> **The request**: Quote every line as written. Omit pictures.

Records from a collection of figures
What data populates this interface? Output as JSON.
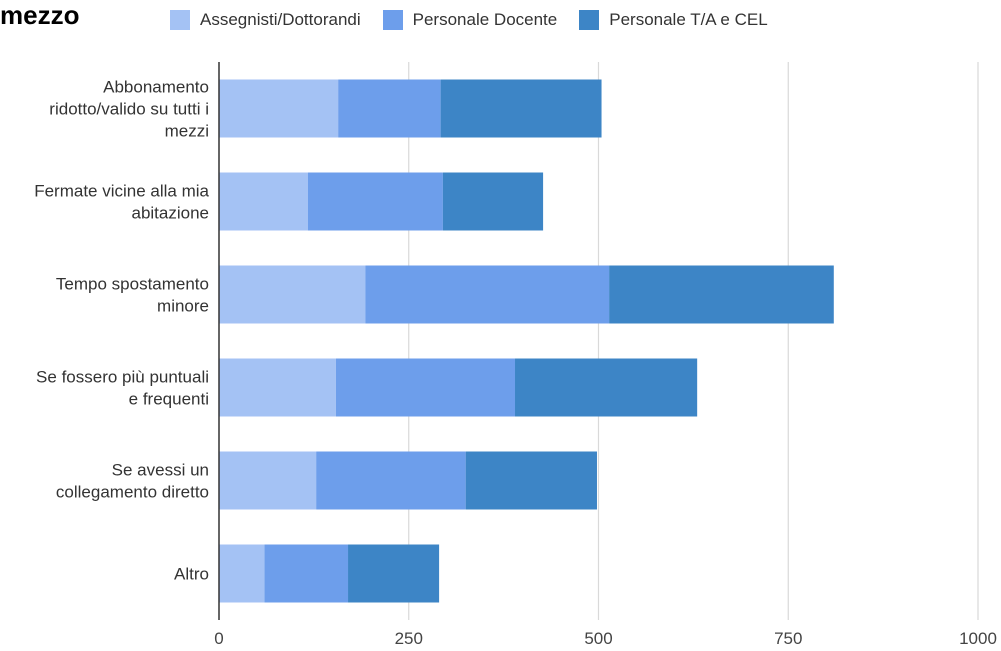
{
  "title_fragment": "mezzo",
  "chart_data": {
    "type": "bar",
    "orientation": "horizontal",
    "stacked": true,
    "categories": [
      [
        "Abbonamento",
        "ridotto/valido su tutti i",
        "mezzi"
      ],
      [
        "Fermate vicine alla mia",
        "abitazione"
      ],
      [
        "Tempo spostamento",
        "minore"
      ],
      [
        "Se fossero più puntuali",
        "e frequenti"
      ],
      [
        "Se avessi un",
        "collegamento diretto"
      ],
      [
        "Altro"
      ]
    ],
    "series": [
      {
        "name": "Assegnisti/Dottorandi",
        "color": "#a4c2f4",
        "values": [
          157,
          117,
          193,
          154,
          128,
          60
        ]
      },
      {
        "name": "Personale Docente",
        "color": "#6d9eeb",
        "values": [
          135,
          178,
          321,
          236,
          197,
          110
        ]
      },
      {
        "name": "Personale T/A e CEL",
        "color": "#3d85c6",
        "values": [
          212,
          132,
          296,
          240,
          173,
          120
        ]
      }
    ],
    "xlim": [
      0,
      1000
    ],
    "xticks": [
      0,
      250,
      500,
      750,
      1000
    ],
    "grid": true,
    "legend_position": "top"
  }
}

> **Full solution**:
What data populates this interface? Output as JSON.
{
  "title_fragment": "mezzo",
  "chart_data": {
    "type": "bar",
    "orientation": "horizontal",
    "stacked": true,
    "categories": [
      [
        "Abbonamento",
        "ridotto/valido su tutti i",
        "mezzi"
      ],
      [
        "Fermate vicine alla mia",
        "abitazione"
      ],
      [
        "Tempo spostamento",
        "minore"
      ],
      [
        "Se fossero più puntuali",
        "e frequenti"
      ],
      [
        "Se avessi un",
        "collegamento diretto"
      ],
      [
        "Altro"
      ]
    ],
    "series": [
      {
        "name": "Assegnisti/Dottorandi",
        "color": "#a4c2f4",
        "values": [
          157,
          117,
          193,
          154,
          128,
          60
        ]
      },
      {
        "name": "Personale Docente",
        "color": "#6d9eeb",
        "values": [
          135,
          178,
          321,
          236,
          197,
          110
        ]
      },
      {
        "name": "Personale T/A e CEL",
        "color": "#3d85c6",
        "values": [
          212,
          132,
          296,
          240,
          173,
          120
        ]
      }
    ],
    "xlim": [
      0,
      1000
    ],
    "xticks": [
      0,
      250,
      500,
      750,
      1000
    ],
    "grid": true,
    "legend_position": "top"
  }
}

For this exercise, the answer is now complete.